◆ **Exercise details**
Please restate the following records word for word.

◆ **Materials provided**
--------------------
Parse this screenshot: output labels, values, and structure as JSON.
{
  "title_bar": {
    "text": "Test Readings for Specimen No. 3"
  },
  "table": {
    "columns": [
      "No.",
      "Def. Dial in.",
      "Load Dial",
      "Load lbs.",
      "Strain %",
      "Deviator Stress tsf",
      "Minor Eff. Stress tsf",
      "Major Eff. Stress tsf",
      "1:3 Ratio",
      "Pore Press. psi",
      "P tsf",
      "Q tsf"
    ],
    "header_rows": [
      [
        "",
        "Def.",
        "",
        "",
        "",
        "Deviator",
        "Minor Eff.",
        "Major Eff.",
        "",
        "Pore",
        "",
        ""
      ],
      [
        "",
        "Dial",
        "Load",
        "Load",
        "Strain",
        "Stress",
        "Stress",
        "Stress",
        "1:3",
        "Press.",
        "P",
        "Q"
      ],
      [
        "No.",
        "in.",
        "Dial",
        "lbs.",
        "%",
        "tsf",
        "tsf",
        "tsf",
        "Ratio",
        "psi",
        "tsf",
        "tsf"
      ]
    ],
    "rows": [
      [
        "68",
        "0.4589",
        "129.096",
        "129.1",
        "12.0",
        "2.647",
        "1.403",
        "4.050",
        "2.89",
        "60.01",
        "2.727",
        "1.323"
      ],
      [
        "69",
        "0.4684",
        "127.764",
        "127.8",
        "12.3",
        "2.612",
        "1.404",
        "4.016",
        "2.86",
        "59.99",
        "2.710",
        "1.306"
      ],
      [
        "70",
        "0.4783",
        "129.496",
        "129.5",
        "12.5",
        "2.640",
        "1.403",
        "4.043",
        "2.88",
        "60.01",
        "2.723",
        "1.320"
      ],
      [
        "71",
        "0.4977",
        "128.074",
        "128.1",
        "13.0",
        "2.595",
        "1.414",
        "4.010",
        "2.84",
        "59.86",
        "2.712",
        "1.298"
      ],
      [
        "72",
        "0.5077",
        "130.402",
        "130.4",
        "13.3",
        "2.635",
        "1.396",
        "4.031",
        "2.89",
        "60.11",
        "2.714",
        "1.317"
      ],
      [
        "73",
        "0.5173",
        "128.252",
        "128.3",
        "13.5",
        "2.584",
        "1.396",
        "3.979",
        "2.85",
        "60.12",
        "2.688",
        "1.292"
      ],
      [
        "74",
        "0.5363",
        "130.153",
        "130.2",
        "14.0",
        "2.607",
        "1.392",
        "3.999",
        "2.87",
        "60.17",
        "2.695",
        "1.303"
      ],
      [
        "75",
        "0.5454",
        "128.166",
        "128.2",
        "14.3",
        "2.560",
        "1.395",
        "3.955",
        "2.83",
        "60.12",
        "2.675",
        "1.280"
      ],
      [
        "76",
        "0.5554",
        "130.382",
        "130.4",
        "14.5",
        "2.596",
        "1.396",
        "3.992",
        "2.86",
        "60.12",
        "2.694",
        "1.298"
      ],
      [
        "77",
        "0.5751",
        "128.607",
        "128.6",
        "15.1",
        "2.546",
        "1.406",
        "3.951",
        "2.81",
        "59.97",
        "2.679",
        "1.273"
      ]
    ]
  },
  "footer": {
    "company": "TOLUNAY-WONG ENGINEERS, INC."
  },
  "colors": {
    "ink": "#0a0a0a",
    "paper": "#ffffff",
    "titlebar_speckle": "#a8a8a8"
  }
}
--------------------
◆ **Complete answer**
Parse this screenshot: output labels, values, and structure as JSON.
{
  "title_bar": {
    "text": "Test Readings for Specimen No. 3"
  },
  "table": {
    "columns": [
      "No.",
      "Def. Dial in.",
      "Load Dial",
      "Load lbs.",
      "Strain %",
      "Deviator Stress tsf",
      "Minor Eff. Stress tsf",
      "Major Eff. Stress tsf",
      "1:3 Ratio",
      "Pore Press. psi",
      "P tsf",
      "Q tsf"
    ],
    "header_rows": [
      [
        "",
        "Def.",
        "",
        "",
        "",
        "Deviator",
        "Minor Eff.",
        "Major Eff.",
        "",
        "Pore",
        "",
        ""
      ],
      [
        "",
        "Dial",
        "Load",
        "Load",
        "Strain",
        "Stress",
        "Stress",
        "Stress",
        "1:3",
        "Press.",
        "P",
        "Q"
      ],
      [
        "No.",
        "in.",
        "Dial",
        "lbs.",
        "%",
        "tsf",
        "tsf",
        "tsf",
        "Ratio",
        "psi",
        "tsf",
        "tsf"
      ]
    ],
    "rows": [
      [
        "68",
        "0.4589",
        "129.096",
        "129.1",
        "12.0",
        "2.647",
        "1.403",
        "4.050",
        "2.89",
        "60.01",
        "2.727",
        "1.323"
      ],
      [
        "69",
        "0.4684",
        "127.764",
        "127.8",
        "12.3",
        "2.612",
        "1.404",
        "4.016",
        "2.86",
        "59.99",
        "2.710",
        "1.306"
      ],
      [
        "70",
        "0.4783",
        "129.496",
        "129.5",
        "12.5",
        "2.640",
        "1.403",
        "4.043",
        "2.88",
        "60.01",
        "2.723",
        "1.320"
      ],
      [
        "71",
        "0.4977",
        "128.074",
        "128.1",
        "13.0",
        "2.595",
        "1.414",
        "4.010",
        "2.84",
        "59.86",
        "2.712",
        "1.298"
      ],
      [
        "72",
        "0.5077",
        "130.402",
        "130.4",
        "13.3",
        "2.635",
        "1.396",
        "4.031",
        "2.89",
        "60.11",
        "2.714",
        "1.317"
      ],
      [
        "73",
        "0.5173",
        "128.252",
        "128.3",
        "13.5",
        "2.584",
        "1.396",
        "3.979",
        "2.85",
        "60.12",
        "2.688",
        "1.292"
      ],
      [
        "74",
        "0.5363",
        "130.153",
        "130.2",
        "14.0",
        "2.607",
        "1.392",
        "3.999",
        "2.87",
        "60.17",
        "2.695",
        "1.303"
      ],
      [
        "75",
        "0.5454",
        "128.166",
        "128.2",
        "14.3",
        "2.560",
        "1.395",
        "3.955",
        "2.83",
        "60.12",
        "2.675",
        "1.280"
      ],
      [
        "76",
        "0.5554",
        "130.382",
        "130.4",
        "14.5",
        "2.596",
        "1.396",
        "3.992",
        "2.86",
        "60.12",
        "2.694",
        "1.298"
      ],
      [
        "77",
        "0.5751",
        "128.607",
        "128.6",
        "15.1",
        "2.546",
        "1.406",
        "3.951",
        "2.81",
        "59.97",
        "2.679",
        "1.273"
      ]
    ]
  },
  "footer": {
    "company": "TOLUNAY-WONG ENGINEERS, INC."
  },
  "colors": {
    "ink": "#0a0a0a",
    "paper": "#ffffff",
    "titlebar_speckle": "#a8a8a8"
  }
}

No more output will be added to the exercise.